» **DATA FOR THIS TASK**:
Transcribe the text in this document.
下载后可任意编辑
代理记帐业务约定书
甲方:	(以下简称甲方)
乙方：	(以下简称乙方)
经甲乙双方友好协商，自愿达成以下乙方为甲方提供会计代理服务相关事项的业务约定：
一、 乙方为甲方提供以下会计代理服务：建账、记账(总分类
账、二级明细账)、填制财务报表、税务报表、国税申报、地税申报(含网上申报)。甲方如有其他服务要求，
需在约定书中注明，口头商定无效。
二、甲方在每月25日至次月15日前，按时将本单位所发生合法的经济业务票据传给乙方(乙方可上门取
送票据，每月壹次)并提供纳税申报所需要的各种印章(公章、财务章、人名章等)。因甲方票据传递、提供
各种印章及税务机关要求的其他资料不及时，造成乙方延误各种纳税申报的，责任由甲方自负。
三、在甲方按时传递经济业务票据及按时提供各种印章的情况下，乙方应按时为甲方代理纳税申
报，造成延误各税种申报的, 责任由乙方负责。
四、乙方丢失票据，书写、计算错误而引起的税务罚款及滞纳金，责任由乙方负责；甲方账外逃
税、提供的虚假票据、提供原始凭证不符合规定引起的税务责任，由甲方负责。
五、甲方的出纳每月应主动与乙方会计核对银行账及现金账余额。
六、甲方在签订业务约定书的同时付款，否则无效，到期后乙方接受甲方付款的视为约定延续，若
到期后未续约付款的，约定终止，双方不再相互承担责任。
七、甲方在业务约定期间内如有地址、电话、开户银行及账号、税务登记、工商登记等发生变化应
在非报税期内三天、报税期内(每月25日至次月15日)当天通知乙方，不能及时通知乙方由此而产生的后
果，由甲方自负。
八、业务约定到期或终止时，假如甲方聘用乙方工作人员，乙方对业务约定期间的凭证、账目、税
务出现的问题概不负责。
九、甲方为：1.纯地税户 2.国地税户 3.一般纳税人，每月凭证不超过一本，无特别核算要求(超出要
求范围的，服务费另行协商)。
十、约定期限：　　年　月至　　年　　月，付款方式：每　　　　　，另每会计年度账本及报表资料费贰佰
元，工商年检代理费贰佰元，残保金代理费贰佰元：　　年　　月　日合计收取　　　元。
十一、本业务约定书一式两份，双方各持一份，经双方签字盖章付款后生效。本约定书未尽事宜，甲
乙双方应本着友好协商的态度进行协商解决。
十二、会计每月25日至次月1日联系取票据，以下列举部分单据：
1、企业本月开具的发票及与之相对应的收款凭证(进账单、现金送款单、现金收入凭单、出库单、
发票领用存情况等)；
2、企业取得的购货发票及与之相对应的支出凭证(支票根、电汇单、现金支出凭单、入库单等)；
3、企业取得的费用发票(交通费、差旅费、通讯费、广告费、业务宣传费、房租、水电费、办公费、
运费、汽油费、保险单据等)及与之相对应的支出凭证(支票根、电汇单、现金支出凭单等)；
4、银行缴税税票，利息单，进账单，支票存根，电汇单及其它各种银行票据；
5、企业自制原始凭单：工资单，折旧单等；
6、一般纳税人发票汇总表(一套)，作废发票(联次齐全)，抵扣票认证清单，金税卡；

» **AIM**: From the entries above, extract each line containing "责任由乙方负责".

» **TASK ANSWER**:
报，造成延误各税种申报的, 责任由乙方负责。
四、乙方丢失票据，书写、计算错误而引起的税务罚款及滞纳金，责任由乙方负责；甲方账外逃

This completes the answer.